## Task requirements
Repeat the records below exactly, leaving out every picture.

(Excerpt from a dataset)

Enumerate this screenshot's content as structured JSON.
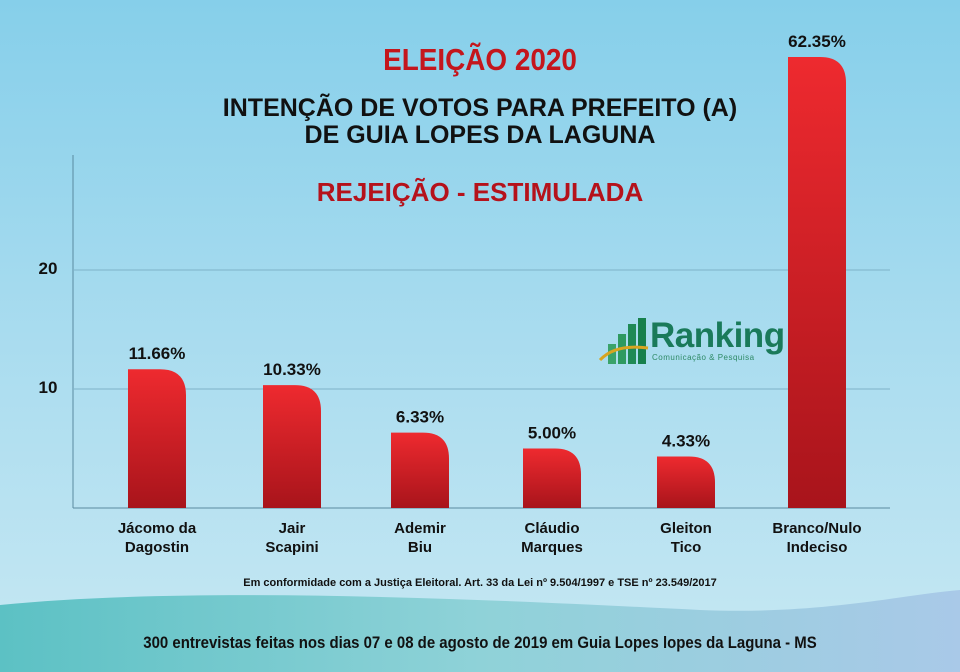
{
  "chart_data": {
    "type": "bar",
    "title": "ELEIÇÃO 2020",
    "subtitle": [
      "INTENÇÃO DE VOTOS PARA PREFEITO (A)",
      "DE GUIA LOPES DA LAGUNA"
    ],
    "section": "REJEIÇÃO - ESTIMULADA",
    "categories": [
      [
        "Jácomo da",
        "Dagostin"
      ],
      [
        "Jair",
        "Scapini"
      ],
      [
        "Ademir",
        "Biu"
      ],
      [
        "Cláudio",
        "Marques"
      ],
      [
        "Gleiton",
        "Tico"
      ],
      [
        "Branco/Nulo",
        "Indeciso"
      ]
    ],
    "values": [
      11.66,
      10.33,
      6.33,
      5.0,
      4.33,
      62.35
    ],
    "data_labels": [
      "11.66%",
      "10.33%",
      "6.33%",
      "5.00%",
      "4.33%",
      "62.35%"
    ],
    "yticks": [
      10,
      20
    ],
    "ylim": [
      0,
      30
    ],
    "grid": true,
    "bar_color": "#e3202a"
  },
  "logo": {
    "name": "Ranking",
    "tagline": "Comunicação & Pesquisa"
  },
  "footnote": "Em conformidade com a Justiça Eleitoral. Art. 33 da Lei nº 9.504/1997 e TSE nº 23.549/2017",
  "source": "300 entrevistas feitas nos dias 07 e 08 de agosto de 2019 em Guia Lopes lopes da Laguna - MS"
}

## Output of the task
Enumerate this screenshot's content as structured JSON.
{
  "chart_data": {
    "type": "bar",
    "title": "ELEIÇÃO 2020",
    "subtitle": [
      "INTENÇÃO DE VOTOS PARA PREFEITO (A)",
      "DE GUIA LOPES DA LAGUNA"
    ],
    "section": "REJEIÇÃO - ESTIMULADA",
    "categories": [
      [
        "Jácomo da",
        "Dagostin"
      ],
      [
        "Jair",
        "Scapini"
      ],
      [
        "Ademir",
        "Biu"
      ],
      [
        "Cláudio",
        "Marques"
      ],
      [
        "Gleiton",
        "Tico"
      ],
      [
        "Branco/Nulo",
        "Indeciso"
      ]
    ],
    "values": [
      11.66,
      10.33,
      6.33,
      5.0,
      4.33,
      62.35
    ],
    "data_labels": [
      "11.66%",
      "10.33%",
      "6.33%",
      "5.00%",
      "4.33%",
      "62.35%"
    ],
    "yticks": [
      10,
      20
    ],
    "ylim": [
      0,
      30
    ],
    "grid": true,
    "bar_color": "#e3202a"
  },
  "logo": {
    "name": "Ranking",
    "tagline": "Comunicação & Pesquisa"
  },
  "footnote": "Em conformidade com a Justiça Eleitoral. Art. 33 da Lei nº 9.504/1997 e TSE nº 23.549/2017",
  "source": "300 entrevistas feitas nos dias 07 e 08 de agosto de 2019 em Guia Lopes lopes da Laguna - MS"
}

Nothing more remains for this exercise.